- [Written exercise]
Tally the lines with the word "verb" and report the number alone.
____________
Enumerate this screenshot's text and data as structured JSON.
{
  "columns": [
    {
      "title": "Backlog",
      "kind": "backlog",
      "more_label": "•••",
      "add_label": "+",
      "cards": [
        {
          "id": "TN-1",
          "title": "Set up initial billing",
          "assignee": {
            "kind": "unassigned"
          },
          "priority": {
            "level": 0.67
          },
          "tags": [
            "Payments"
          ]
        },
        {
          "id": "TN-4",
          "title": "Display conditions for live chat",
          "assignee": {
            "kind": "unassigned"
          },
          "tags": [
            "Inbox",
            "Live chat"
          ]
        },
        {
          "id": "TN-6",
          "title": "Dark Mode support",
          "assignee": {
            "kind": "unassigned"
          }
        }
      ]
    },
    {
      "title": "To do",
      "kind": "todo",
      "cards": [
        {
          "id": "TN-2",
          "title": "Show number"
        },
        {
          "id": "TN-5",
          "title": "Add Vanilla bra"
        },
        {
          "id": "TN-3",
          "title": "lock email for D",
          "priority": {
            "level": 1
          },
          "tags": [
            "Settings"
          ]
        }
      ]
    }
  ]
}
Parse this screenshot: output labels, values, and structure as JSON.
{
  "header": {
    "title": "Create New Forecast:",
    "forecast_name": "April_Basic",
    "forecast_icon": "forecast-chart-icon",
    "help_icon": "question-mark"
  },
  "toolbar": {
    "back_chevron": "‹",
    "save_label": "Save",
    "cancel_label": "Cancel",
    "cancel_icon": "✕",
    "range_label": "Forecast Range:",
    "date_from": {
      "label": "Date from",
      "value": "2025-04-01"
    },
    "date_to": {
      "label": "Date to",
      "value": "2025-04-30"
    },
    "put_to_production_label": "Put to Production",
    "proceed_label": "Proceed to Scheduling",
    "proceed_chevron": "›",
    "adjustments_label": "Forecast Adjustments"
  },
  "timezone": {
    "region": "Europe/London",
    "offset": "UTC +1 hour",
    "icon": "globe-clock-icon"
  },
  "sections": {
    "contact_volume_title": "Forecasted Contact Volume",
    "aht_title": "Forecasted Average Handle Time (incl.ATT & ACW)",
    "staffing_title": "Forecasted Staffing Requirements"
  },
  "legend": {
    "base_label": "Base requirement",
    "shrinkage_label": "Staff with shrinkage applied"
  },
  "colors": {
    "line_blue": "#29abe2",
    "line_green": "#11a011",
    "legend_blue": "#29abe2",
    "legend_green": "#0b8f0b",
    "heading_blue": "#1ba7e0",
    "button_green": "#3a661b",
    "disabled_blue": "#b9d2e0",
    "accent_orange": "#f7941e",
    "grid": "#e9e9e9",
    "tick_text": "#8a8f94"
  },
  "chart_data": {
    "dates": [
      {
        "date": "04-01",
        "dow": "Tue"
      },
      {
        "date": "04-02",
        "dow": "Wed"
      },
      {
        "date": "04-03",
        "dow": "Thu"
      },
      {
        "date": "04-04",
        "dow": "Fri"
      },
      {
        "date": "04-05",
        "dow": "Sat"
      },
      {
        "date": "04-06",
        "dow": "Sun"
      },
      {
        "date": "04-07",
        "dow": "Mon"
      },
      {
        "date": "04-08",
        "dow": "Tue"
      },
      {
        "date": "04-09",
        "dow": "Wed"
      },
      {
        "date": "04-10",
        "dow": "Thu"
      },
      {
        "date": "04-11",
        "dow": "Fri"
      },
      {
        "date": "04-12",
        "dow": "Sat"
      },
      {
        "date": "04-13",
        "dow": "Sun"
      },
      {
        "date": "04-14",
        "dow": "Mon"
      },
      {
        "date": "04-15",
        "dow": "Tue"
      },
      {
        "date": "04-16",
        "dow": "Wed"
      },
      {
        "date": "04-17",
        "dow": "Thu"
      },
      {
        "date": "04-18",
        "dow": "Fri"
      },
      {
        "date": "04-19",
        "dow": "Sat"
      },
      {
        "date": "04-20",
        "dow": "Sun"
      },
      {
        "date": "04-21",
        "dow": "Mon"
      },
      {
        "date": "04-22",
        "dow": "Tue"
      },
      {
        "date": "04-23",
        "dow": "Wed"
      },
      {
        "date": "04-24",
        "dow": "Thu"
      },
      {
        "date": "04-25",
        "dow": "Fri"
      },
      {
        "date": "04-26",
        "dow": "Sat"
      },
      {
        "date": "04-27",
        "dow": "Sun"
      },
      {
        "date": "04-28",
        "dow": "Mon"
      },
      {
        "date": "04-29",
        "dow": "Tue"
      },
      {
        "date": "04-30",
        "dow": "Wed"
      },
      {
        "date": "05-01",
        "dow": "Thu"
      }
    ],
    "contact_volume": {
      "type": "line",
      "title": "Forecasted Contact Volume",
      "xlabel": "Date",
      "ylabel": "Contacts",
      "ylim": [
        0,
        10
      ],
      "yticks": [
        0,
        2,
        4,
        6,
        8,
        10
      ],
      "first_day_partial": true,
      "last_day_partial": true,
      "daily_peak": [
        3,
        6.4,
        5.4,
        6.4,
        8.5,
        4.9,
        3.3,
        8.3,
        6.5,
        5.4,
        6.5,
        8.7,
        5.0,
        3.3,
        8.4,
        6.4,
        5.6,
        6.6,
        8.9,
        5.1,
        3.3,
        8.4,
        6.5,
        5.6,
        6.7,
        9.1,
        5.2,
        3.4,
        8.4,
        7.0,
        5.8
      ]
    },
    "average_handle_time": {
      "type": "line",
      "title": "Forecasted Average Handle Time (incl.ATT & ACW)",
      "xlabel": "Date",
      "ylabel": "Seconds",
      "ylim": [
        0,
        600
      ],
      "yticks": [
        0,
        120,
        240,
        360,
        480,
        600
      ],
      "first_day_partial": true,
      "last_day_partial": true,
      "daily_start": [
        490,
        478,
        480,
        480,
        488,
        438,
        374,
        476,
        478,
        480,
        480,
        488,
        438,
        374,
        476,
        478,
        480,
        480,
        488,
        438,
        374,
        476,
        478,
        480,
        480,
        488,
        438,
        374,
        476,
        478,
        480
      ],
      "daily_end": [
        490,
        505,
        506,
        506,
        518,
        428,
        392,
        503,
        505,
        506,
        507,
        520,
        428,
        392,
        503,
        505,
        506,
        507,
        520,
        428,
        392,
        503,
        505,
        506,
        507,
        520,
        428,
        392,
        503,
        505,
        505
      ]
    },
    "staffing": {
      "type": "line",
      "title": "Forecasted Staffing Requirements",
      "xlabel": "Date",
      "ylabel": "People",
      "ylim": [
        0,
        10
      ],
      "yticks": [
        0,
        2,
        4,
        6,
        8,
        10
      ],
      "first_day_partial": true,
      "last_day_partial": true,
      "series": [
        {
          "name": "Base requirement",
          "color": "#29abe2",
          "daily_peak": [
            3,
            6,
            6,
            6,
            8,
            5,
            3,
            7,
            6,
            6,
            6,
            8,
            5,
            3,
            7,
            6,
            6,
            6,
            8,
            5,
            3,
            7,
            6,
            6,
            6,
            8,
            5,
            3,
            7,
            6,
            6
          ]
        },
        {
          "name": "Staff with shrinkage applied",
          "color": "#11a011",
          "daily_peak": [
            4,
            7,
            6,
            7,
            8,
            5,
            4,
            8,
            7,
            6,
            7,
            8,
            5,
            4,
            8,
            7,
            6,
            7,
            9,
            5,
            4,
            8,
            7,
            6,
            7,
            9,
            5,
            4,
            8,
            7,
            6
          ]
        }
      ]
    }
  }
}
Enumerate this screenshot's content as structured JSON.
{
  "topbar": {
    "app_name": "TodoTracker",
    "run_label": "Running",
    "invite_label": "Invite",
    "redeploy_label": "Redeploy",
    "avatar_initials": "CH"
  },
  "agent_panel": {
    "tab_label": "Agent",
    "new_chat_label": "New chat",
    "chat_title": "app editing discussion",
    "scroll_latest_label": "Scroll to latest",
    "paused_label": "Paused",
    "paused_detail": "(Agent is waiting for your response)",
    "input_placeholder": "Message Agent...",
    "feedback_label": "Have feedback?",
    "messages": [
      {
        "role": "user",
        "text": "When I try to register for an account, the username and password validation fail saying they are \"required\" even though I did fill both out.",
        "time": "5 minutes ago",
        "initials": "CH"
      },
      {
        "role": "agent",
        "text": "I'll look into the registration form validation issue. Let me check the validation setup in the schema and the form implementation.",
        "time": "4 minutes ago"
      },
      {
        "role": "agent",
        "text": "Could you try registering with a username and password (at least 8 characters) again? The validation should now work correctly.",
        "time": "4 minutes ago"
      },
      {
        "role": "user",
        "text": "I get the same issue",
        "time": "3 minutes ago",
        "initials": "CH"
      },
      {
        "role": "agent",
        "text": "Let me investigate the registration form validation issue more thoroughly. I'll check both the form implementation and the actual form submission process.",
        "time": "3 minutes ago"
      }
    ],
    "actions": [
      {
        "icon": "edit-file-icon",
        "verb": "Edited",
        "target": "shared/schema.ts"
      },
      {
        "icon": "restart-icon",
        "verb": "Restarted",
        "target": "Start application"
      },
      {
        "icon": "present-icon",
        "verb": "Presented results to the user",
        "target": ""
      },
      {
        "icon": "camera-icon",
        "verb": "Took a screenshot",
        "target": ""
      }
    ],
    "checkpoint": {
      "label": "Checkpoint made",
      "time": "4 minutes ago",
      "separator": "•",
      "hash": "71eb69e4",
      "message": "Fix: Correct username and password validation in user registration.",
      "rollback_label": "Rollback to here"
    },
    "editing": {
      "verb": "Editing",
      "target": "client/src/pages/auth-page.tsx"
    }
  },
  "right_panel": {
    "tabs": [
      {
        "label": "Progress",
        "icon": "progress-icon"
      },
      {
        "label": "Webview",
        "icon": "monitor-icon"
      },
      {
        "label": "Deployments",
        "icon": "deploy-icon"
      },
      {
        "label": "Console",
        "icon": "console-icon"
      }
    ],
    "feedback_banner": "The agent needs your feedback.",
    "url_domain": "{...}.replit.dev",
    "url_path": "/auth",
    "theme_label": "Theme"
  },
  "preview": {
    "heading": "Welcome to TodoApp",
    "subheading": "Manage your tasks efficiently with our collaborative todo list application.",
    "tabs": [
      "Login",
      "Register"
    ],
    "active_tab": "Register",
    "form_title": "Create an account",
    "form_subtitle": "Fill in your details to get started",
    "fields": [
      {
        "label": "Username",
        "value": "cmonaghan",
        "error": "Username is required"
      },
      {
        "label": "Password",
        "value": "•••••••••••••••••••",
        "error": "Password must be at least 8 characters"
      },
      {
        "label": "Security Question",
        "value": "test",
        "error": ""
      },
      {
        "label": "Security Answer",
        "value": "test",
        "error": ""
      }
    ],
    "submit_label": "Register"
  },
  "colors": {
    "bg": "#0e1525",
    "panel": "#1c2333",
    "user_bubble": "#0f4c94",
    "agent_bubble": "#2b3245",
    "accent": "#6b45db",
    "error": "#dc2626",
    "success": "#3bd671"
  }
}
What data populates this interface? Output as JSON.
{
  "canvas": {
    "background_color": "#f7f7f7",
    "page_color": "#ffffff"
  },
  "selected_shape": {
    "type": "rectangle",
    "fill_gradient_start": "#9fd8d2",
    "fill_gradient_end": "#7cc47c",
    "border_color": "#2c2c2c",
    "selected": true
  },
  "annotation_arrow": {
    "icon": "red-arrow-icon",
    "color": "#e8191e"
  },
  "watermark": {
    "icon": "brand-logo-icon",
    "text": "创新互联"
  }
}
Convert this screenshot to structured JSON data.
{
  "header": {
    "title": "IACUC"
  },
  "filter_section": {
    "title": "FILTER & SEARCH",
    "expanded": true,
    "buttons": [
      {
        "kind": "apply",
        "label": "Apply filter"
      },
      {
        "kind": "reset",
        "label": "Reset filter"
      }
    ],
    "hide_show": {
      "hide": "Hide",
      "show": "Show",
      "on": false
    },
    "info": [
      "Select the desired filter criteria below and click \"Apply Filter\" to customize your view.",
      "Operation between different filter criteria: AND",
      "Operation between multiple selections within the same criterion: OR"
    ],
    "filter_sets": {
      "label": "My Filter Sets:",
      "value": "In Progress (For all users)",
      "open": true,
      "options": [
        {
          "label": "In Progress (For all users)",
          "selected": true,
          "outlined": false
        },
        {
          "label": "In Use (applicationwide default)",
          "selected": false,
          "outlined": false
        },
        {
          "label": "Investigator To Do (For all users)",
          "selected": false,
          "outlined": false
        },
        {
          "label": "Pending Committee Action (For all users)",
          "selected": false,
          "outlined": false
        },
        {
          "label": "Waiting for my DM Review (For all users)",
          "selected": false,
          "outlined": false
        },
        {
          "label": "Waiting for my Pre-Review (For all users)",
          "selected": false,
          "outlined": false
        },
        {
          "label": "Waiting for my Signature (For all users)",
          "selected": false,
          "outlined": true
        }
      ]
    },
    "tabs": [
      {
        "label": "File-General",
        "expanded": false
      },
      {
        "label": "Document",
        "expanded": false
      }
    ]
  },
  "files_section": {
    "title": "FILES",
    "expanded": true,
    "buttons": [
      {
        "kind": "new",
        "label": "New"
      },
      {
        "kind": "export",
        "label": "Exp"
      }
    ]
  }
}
____________
- [Task solution]
5